In the US, serious concerns based on recent federal data have emerged about its student funding model. A typical example noted that overall delinquencies on student loans now exceed credit card debt The central message seems clear: the current regime for student loans in the US is not sustainable. What implications does this have for the English system?
There is some dispute as to whether the student loan scheme in England should be seen as a loan system, a graduate tax, or even a “no win-no fee” arrangement. The reason for this dispute is pretty clear: the actual scheme is rather a complex mix of all of these. In particular, it is closest to a loan scheme in the short-run but when it comes to repayment it is a progressive tax arrangement up to an absolute cap.
Two problems seem to have arisen with the arrangement. While the short-term “loan” arrangement helps from a policy viewpoint to avoid any suggestion that the loans should be treated as public expenditure, the general public, quite rightly associates loans with debt and worries a great deal about an accumulated loan of up to £50,000 at graduation. At the other end of the process, which can be as long as 30 years, there is quite possibly going to be a very substantial charge on the public purse to cover defaults. It is no surprise therefore, that there has been disagreement as to the best forecast of the amount of money that will not be repaid, commonly referred to as the resource accounting and budgeting (RAB) charge. A recent paper from the Higher Education Policy Institute – a UK think-tank – suggested that the available government estimates were possibilities. However, it said that there were more reasons, particularly those related to economic austerity leading to slower average growth and wider dispersion of individual graduate incomes, that suggested a higher RAB charge than the government has estimated.

- Information provided
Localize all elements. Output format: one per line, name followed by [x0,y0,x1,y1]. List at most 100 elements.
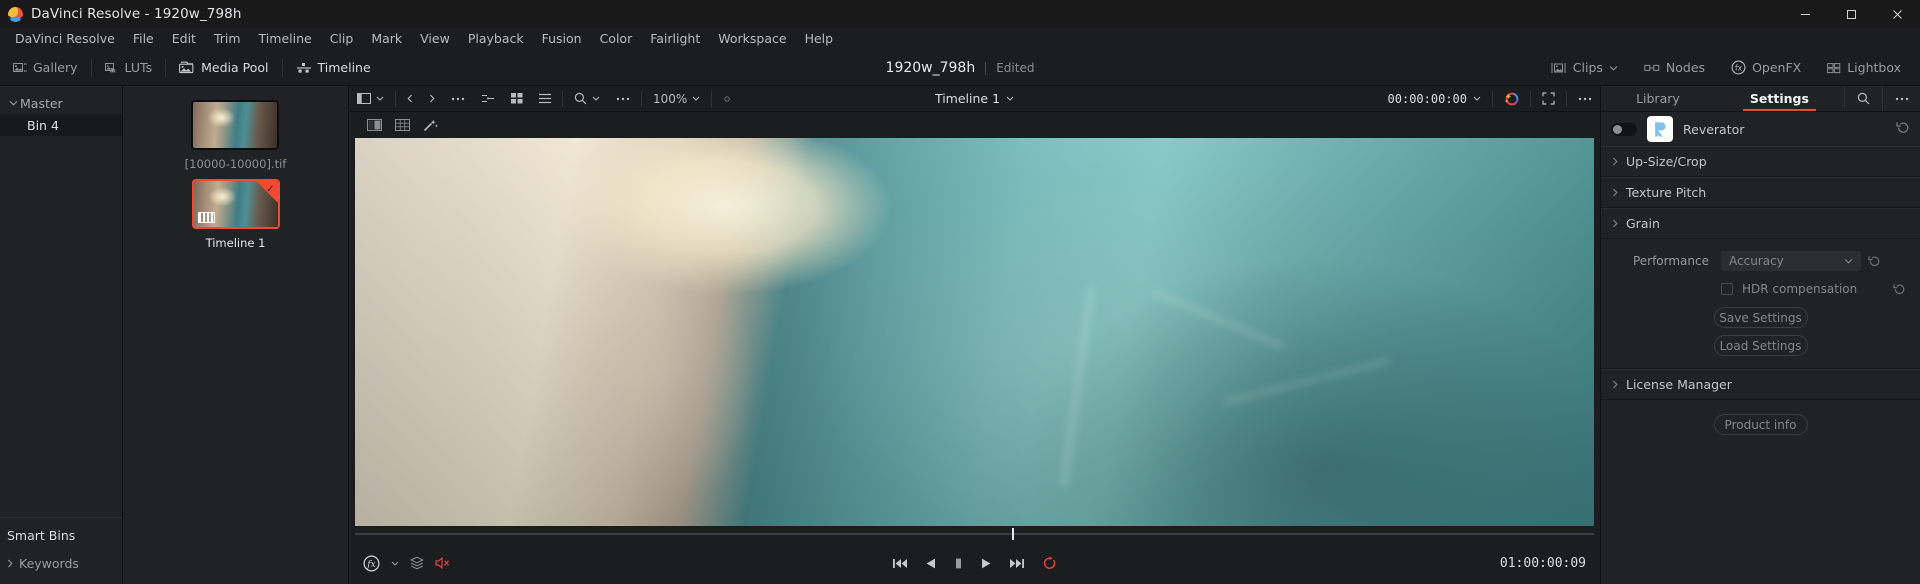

- Parts of the exercise
1 - Using the passage on student loans, answer each question in a few words:
(a) What do overall delinquencies on US student loans now exceed?
(b) Up to what amount of accumulated loan at graduation does the general public worry about?
(c) What is the forecast of the amount of money that will not be repaid commonly called?
2 - Write out the passage on student loans word for word, from "In the US, serious" up to and including "an absolute cap.".
The lines that come after the text were taken from a separate source.

- The answers
1 -
(a) Credit card debt
(b) £50,000
(c) The resource accounting and budgeting (RAB) charge

2 -
In the US, serious concerns based on recent federal data have emerged about its student funding model. A typical example noted that overall delinquencies on student loans now exceed credit card debt The central message seems clear: the current regime for student loans in the US is not sustainable. What implications does this have for the English system?
There is some dispute as to whether the student loan scheme in England should be seen as a loan system, a graduate tax, or even a “no win-no fee” arrangement. The reason for this dispute is pretty clear: the actual scheme is rather a complex mix of all of these. In particular, it is closest to a loan scheme in the short-run but when it comes to repayment it is a progressive tax arrangement up to an absolute cap.